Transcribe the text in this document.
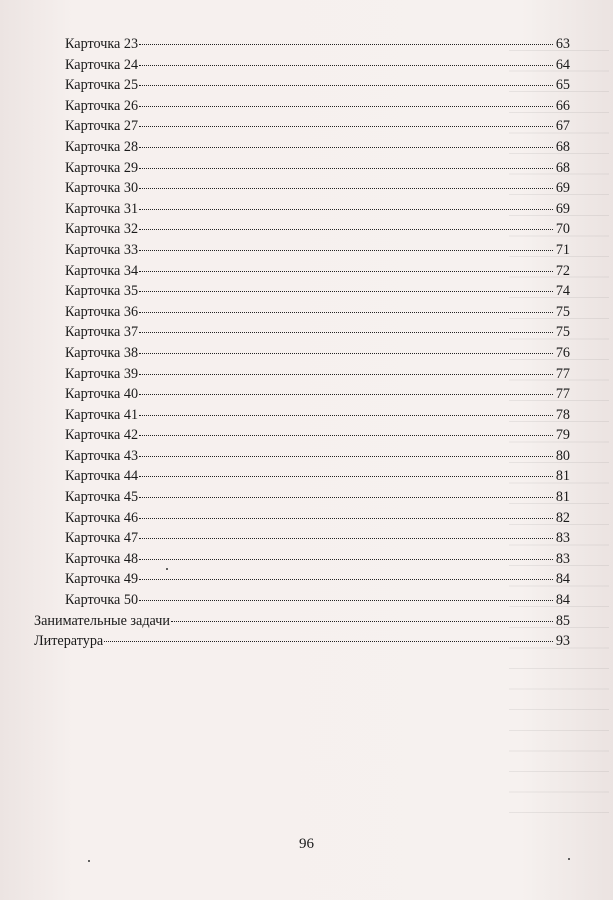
Карточка 23	63
Карточка 24	64
Карточка 25	65
Карточка 26	66
Карточка 27	67
Карточка 28	68
Карточка 29	68
Карточка 30	69
Карточка 31	69
Карточка 32	70
Карточка 33	71
Карточка 34	72
Карточка 35	74
Карточка 36	75
Карточка 37	75
Карточка 38	76
Карточка 39	77
Карточка 40	77
Карточка 41	78
Карточка 42	79
Карточка 43	80
Карточка 44	81
Карточка 45	81
Карточка 46	82
Карточка 47	83
Карточка 48	83
Карточка 49	84
Карточка 50	84
Занимательные задачи	85
Литература	93
96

_ _ _ _ _

- Problem details:
Omit the pictures. Transcribe every record exactly.

- Solution to this exercise:
Transcribe the text in this document.
Карточка 23	63
Карточка 24	64
Карточка 25	65
Карточка 26	66
Карточка 27	67
Карточка 28	68
Карточка 29	68
Карточка 30	69
Карточка 31	69
Карточка 32	70
Карточка 33	71
Карточка 34	72
Карточка 35	74
Карточка 36	75
Карточка 37	75
Карточка 38	76
Карточка 39	77
Карточка 40	77
Карточка 41	78
Карточка 42	79
Карточка 43	80
Карточка 44	81
Карточка 45	81
Карточка 46	82
Карточка 47	83
Карточка 48	83
Карточка 49	84
Карточка 50	84
Занимательные задачи	85
Литература	93
96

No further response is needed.